━━━━━ Input material ━━━━━

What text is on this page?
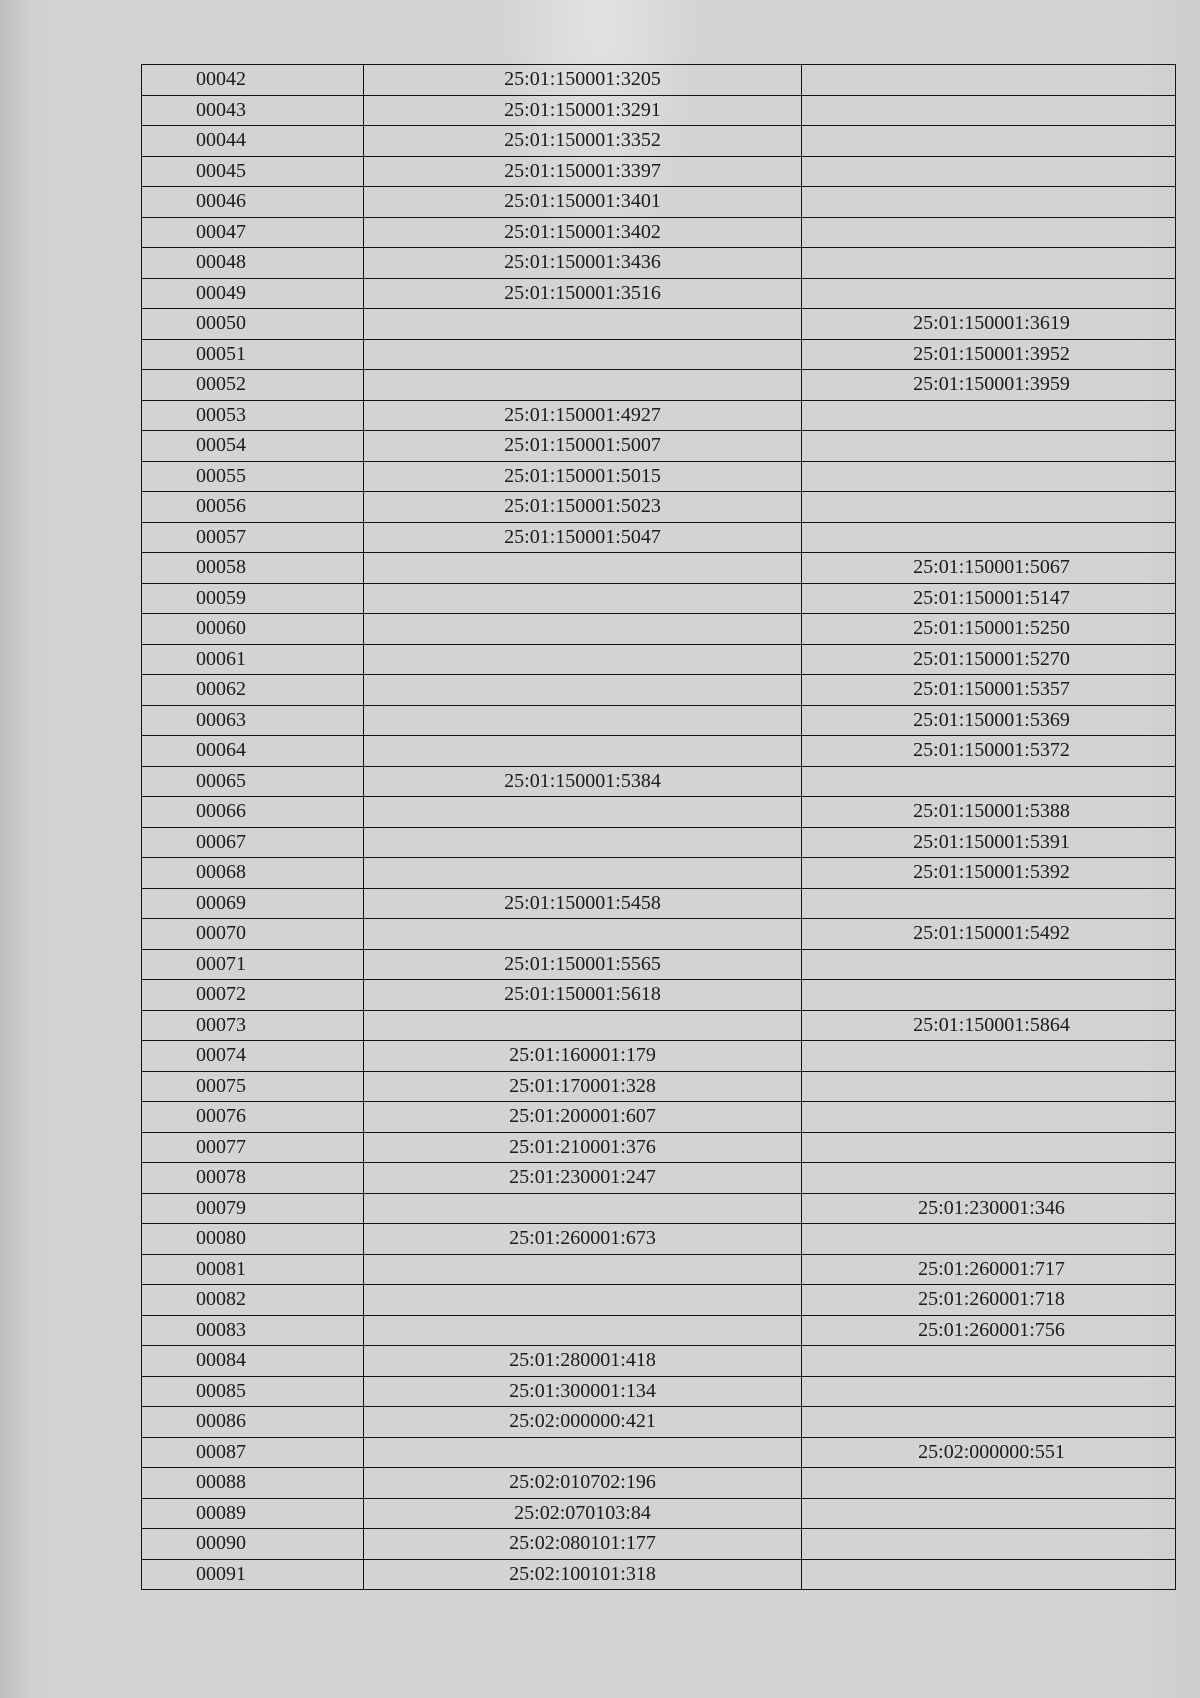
00042	25:01:150001:3205	
00043	25:01:150001:3291	
00044	25:01:150001:3352	
00045	25:01:150001:3397	
00046	25:01:150001:3401	
00047	25:01:150001:3402	
00048	25:01:150001:3436	
00049	25:01:150001:3516	
00050		25:01:150001:3619
00051		25:01:150001:3952
00052		25:01:150001:3959
00053	25:01:150001:4927	
00054	25:01:150001:5007	
00055	25:01:150001:5015	
00056	25:01:150001:5023	
00057	25:01:150001:5047	
00058		25:01:150001:5067
00059		25:01:150001:5147
00060		25:01:150001:5250
00061		25:01:150001:5270
00062		25:01:150001:5357
00063		25:01:150001:5369
00064		25:01:150001:5372
00065	25:01:150001:5384	
00066		25:01:150001:5388
00067		25:01:150001:5391
00068		25:01:150001:5392
00069	25:01:150001:5458	
00070		25:01:150001:5492
00071	25:01:150001:5565	
00072	25:01:150001:5618	
00073		25:01:150001:5864
00074	25:01:160001:179	
00075	25:01:170001:328	
00076	25:01:200001:607	
00077	25:01:210001:376	
00078	25:01:230001:247	
00079		25:01:230001:346
00080	25:01:260001:673	
00081		25:01:260001:717
00082		25:01:260001:718
00083		25:01:260001:756
00084	25:01:280001:418	
00085	25:01:300001:134	
00086	25:02:000000:421	
00087		25:02:000000:551
00088	25:02:010702:196	
00089	25:02:070103:84	
00090	25:02:080101:177	
00091	25:02:100101:318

━━━━━

__Exercise task__: Keep the pictures out of the copy and return the rest of the data above exactly.

__Full solution__:
What text is on this page?
00042	25:01:150001:3205	
00043	25:01:150001:3291	
00044	25:01:150001:3352	
00045	25:01:150001:3397	
00046	25:01:150001:3401	
00047	25:01:150001:3402	
00048	25:01:150001:3436	
00049	25:01:150001:3516	
00050		25:01:150001:3619
00051		25:01:150001:3952
00052		25:01:150001:3959
00053	25:01:150001:4927	
00054	25:01:150001:5007	
00055	25:01:150001:5015	
00056	25:01:150001:5023	
00057	25:01:150001:5047	
00058		25:01:150001:5067
00059		25:01:150001:5147
00060		25:01:150001:5250
00061		25:01:150001:5270
00062		25:01:150001:5357
00063		25:01:150001:5369
00064		25:01:150001:5372
00065	25:01:150001:5384	
00066		25:01:150001:5388
00067		25:01:150001:5391
00068		25:01:150001:5392
00069	25:01:150001:5458	
00070		25:01:150001:5492
00071	25:01:150001:5565	
00072	25:01:150001:5618	
00073		25:01:150001:5864
00074	25:01:160001:179	
00075	25:01:170001:328	
00076	25:01:200001:607	
00077	25:01:210001:376	
00078	25:01:230001:247	
00079		25:01:230001:346
00080	25:01:260001:673	
00081		25:01:260001:717
00082		25:01:260001:718
00083		25:01:260001:756
00084	25:01:280001:418	
00085	25:01:300001:134	
00086	25:02:000000:421	
00087		25:02:000000:551
00088	25:02:010702:196	
00089	25:02:070103:84	
00090	25:02:080101:177	
00091	25:02:100101:318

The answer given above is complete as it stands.